===== Records supplied
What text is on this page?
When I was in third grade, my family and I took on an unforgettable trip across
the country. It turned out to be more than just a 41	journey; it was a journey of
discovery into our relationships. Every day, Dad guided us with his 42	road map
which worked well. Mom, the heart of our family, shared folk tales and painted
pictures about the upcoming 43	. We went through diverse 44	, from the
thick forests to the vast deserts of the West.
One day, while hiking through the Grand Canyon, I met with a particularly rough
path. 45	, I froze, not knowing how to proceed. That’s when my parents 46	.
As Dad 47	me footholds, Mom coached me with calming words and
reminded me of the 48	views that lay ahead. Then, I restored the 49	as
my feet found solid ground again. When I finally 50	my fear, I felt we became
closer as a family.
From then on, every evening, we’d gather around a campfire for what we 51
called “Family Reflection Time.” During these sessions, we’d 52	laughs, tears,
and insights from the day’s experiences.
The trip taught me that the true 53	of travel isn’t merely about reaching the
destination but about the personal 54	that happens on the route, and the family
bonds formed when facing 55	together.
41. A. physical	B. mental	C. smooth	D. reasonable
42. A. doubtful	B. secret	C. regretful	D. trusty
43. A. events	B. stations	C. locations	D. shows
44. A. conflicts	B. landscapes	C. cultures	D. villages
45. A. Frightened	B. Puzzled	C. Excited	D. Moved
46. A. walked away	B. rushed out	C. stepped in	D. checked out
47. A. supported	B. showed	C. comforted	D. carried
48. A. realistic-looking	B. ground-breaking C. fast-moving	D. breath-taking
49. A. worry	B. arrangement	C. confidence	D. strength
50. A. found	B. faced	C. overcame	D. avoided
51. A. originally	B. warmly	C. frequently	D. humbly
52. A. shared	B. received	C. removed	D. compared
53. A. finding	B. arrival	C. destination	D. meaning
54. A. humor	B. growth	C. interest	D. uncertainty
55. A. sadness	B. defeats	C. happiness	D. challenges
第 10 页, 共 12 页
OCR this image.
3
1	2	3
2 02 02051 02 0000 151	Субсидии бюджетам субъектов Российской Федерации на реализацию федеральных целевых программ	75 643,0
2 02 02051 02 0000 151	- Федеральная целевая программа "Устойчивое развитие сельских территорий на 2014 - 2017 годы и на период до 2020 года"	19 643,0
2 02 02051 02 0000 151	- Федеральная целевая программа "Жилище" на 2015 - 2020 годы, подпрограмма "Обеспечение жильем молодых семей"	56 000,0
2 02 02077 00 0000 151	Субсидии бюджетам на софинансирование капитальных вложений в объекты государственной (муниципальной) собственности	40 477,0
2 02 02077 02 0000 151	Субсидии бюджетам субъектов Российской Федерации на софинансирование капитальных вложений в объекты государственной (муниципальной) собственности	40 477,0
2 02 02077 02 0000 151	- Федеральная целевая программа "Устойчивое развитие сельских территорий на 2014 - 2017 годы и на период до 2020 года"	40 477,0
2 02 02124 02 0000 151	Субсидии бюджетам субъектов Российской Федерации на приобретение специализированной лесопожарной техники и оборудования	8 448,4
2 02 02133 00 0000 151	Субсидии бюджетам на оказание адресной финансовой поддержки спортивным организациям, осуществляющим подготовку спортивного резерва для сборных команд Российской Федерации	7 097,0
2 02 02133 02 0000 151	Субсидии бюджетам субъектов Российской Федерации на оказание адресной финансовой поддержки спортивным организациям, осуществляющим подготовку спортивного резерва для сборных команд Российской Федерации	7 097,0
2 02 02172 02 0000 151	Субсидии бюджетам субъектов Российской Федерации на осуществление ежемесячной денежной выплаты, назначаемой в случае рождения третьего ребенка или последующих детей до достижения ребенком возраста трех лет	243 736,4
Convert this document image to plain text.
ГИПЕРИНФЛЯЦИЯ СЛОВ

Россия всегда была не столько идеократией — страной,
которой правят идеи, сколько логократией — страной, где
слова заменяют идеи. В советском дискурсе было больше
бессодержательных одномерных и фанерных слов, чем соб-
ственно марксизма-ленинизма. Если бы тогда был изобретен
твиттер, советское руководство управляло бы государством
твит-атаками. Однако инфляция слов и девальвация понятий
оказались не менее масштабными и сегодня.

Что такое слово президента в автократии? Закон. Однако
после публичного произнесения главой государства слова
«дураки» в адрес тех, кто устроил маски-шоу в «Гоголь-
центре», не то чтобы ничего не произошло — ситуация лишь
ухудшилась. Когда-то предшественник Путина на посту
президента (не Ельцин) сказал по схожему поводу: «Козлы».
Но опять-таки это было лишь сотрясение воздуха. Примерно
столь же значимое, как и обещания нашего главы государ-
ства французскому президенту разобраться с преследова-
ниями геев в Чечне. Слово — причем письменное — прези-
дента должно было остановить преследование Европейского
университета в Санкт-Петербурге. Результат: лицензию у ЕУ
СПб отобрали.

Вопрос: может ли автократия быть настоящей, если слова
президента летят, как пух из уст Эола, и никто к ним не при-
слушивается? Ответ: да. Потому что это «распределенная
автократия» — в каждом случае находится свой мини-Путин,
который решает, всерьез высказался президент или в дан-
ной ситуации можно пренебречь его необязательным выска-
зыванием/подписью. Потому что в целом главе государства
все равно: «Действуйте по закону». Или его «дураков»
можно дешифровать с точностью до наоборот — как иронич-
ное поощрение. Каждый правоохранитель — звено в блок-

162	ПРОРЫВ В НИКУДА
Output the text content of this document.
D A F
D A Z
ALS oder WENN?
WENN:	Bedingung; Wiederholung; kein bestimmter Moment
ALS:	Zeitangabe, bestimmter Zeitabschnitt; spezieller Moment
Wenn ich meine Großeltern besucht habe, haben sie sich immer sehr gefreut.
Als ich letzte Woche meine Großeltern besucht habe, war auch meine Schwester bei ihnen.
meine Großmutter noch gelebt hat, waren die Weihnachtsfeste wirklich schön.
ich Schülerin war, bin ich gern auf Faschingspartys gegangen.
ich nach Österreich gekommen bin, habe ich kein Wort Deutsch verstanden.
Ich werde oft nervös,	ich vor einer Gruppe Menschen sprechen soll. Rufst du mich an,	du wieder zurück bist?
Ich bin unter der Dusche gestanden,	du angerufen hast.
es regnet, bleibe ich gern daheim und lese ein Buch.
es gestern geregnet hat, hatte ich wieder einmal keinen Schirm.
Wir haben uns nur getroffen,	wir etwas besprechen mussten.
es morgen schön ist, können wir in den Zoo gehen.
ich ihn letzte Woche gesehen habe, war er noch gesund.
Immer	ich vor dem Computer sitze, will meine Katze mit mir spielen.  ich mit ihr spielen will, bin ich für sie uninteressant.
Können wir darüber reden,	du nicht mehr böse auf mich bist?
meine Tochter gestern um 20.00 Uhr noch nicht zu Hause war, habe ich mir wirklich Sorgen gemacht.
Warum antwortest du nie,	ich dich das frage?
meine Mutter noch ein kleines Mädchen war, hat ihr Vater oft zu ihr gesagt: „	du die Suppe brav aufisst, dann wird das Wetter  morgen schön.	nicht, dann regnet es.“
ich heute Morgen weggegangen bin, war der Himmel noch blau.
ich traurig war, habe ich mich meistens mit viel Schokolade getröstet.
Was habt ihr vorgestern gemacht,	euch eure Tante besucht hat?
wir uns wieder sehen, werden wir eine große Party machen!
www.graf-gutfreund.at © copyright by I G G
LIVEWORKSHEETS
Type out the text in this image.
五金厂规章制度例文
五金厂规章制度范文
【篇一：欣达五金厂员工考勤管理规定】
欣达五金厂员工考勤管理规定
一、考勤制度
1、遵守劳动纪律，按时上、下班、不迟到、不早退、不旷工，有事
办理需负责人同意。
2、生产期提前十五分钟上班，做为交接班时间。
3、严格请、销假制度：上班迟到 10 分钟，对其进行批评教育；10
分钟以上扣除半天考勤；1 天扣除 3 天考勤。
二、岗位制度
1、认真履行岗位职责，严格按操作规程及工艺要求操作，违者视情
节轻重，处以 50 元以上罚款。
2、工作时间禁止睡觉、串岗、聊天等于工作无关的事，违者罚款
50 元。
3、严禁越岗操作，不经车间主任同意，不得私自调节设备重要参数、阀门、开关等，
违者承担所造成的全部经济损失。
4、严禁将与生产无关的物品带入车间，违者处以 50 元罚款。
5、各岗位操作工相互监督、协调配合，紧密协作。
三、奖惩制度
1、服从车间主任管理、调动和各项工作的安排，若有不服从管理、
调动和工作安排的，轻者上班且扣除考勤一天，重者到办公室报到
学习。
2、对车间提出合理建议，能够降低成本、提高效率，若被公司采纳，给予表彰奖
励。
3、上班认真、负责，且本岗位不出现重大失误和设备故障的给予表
==========
Your goal
All lines in the data that contain the word "found" should be copied.

Exercise answer
my feet found solid ground again. When I finally 50	my fear, I felt we became
50. A. found	B. faced	C. overcame	D. avoided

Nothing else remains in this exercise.